STATED EXERCISE -> Will you quote all of the entries, word for word?

EXTRACTED MATERIAL ->

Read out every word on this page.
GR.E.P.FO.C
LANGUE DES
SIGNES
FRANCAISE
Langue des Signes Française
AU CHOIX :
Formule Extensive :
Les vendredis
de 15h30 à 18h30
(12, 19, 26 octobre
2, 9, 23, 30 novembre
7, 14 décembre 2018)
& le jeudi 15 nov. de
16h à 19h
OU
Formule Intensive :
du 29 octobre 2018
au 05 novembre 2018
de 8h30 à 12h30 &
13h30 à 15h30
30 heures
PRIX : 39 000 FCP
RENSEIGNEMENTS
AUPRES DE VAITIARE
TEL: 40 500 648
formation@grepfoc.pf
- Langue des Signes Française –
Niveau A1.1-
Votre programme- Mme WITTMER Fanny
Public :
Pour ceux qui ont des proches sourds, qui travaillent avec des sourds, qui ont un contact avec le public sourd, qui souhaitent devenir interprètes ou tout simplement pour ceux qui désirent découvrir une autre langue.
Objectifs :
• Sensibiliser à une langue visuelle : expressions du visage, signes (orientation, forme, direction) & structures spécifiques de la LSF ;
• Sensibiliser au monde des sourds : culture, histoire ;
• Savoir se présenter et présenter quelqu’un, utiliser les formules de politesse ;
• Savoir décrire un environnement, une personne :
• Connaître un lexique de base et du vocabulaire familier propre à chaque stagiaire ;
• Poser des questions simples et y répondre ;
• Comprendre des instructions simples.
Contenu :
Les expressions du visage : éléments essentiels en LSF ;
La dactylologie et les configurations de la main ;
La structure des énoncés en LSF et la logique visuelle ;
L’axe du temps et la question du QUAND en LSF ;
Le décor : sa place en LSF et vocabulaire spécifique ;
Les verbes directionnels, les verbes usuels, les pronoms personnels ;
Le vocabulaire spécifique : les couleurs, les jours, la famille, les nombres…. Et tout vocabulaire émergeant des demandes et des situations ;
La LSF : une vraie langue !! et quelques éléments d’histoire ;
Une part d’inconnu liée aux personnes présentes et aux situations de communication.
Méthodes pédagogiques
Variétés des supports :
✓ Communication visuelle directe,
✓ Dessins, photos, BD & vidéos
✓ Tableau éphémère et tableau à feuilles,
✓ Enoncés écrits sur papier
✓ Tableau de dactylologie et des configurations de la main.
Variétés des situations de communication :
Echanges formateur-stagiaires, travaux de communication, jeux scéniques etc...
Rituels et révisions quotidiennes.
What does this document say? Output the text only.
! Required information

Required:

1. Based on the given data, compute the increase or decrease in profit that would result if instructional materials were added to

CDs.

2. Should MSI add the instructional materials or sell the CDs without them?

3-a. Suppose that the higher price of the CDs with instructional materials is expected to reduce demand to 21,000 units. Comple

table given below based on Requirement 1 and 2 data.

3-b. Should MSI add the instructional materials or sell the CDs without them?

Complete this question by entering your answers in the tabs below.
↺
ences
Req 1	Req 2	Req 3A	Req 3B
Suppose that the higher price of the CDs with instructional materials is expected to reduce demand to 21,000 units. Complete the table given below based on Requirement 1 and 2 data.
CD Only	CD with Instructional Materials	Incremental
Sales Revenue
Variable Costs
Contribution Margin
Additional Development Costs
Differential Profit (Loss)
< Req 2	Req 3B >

OUTPUT ->
Read out every word on this page.
GR.E.P.FO.C
LANGUE DES
SIGNES
FRANCAISE
Langue des Signes Française
AU CHOIX :
Formule Extensive :
Les vendredis
de 15h30 à 18h30
(12, 19, 26 octobre
2, 9, 23, 30 novembre
7, 14 décembre 2018)
& le jeudi 15 nov. de
16h à 19h
OU
Formule Intensive :
du 29 octobre 2018
au 05 novembre 2018
de 8h30 à 12h30 &
13h30 à 15h30
30 heures
PRIX : 39 000 FCP
RENSEIGNEMENTS
AUPRES DE VAITIARE
TEL: 40 500 648
formation@grepfoc.pf
- Langue des Signes Française –
Niveau A1.1-
Votre programme- Mme WITTMER Fanny
Public :
Pour ceux qui ont des proches sourds, qui travaillent avec des sourds, qui ont un contact avec le public sourd, qui souhaitent devenir interprètes ou tout simplement pour ceux qui désirent découvrir une autre langue.
Objectifs :
• Sensibiliser à une langue visuelle : expressions du visage, signes (orientation, forme, direction) & structures spécifiques de la LSF ;
• Sensibiliser au monde des sourds : culture, histoire ;
• Savoir se présenter et présenter quelqu’un, utiliser les formules de politesse ;
• Savoir décrire un environnement, une personne :
• Connaître un lexique de base et du vocabulaire familier propre à chaque stagiaire ;
• Poser des questions simples et y répondre ;
• Comprendre des instructions simples.
Contenu :
Les expressions du visage : éléments essentiels en LSF ;
La dactylologie et les configurations de la main ;
La structure des énoncés en LSF et la logique visuelle ;
L’axe du temps et la question du QUAND en LSF ;
Le décor : sa place en LSF et vocabulaire spécifique ;
Les verbes directionnels, les verbes usuels, les pronoms personnels ;
Le vocabulaire spécifique : les couleurs, les jours, la famille, les nombres…. Et tout vocabulaire émergeant des demandes et des situations ;
La LSF : une vraie langue !! et quelques éléments d’histoire ;
Une part d’inconnu liée aux personnes présentes et aux situations de communication.
Méthodes pédagogiques
Variétés des supports :
✓ Communication visuelle directe,
✓ Dessins, photos, BD & vidéos
✓ Tableau éphémère et tableau à feuilles,
✓ Enoncés écrits sur papier
✓ Tableau de dactylologie et des configurations de la main.
Variétés des situations de communication :
Echanges formateur-stagiaires, travaux de communication, jeux scéniques etc...
Rituels et révisions quotidiennes.
What does this document say? Output the text only.
! Required information

Required:

1. Based on the given data, compute the increase or decrease in profit that would result if instructional materials were added to

CDs.

2. Should MSI add the instructional materials or sell the CDs without them?

3-a. Suppose that the higher price of the CDs with instructional materials is expected to reduce demand to 21,000 units. Comple

table given below based on Requirement 1 and 2 data.

3-b. Should MSI add the instructional materials or sell the CDs without them?

Complete this question by entering your answers in the tabs below.
↺
ences
Req 1	Req 2	Req 3A	Req 3B
Suppose that the higher price of the CDs with instructional materials is expected to reduce demand to 21,000 units. Complete the table given below based on Requirement 1 and 2 data.
CD Only	CD with Instructional Materials	Incremental
Sales Revenue
Variable Costs
Contribution Margin
Additional Development Costs
Differential Profit (Loss)
< Req 2	Req 3B >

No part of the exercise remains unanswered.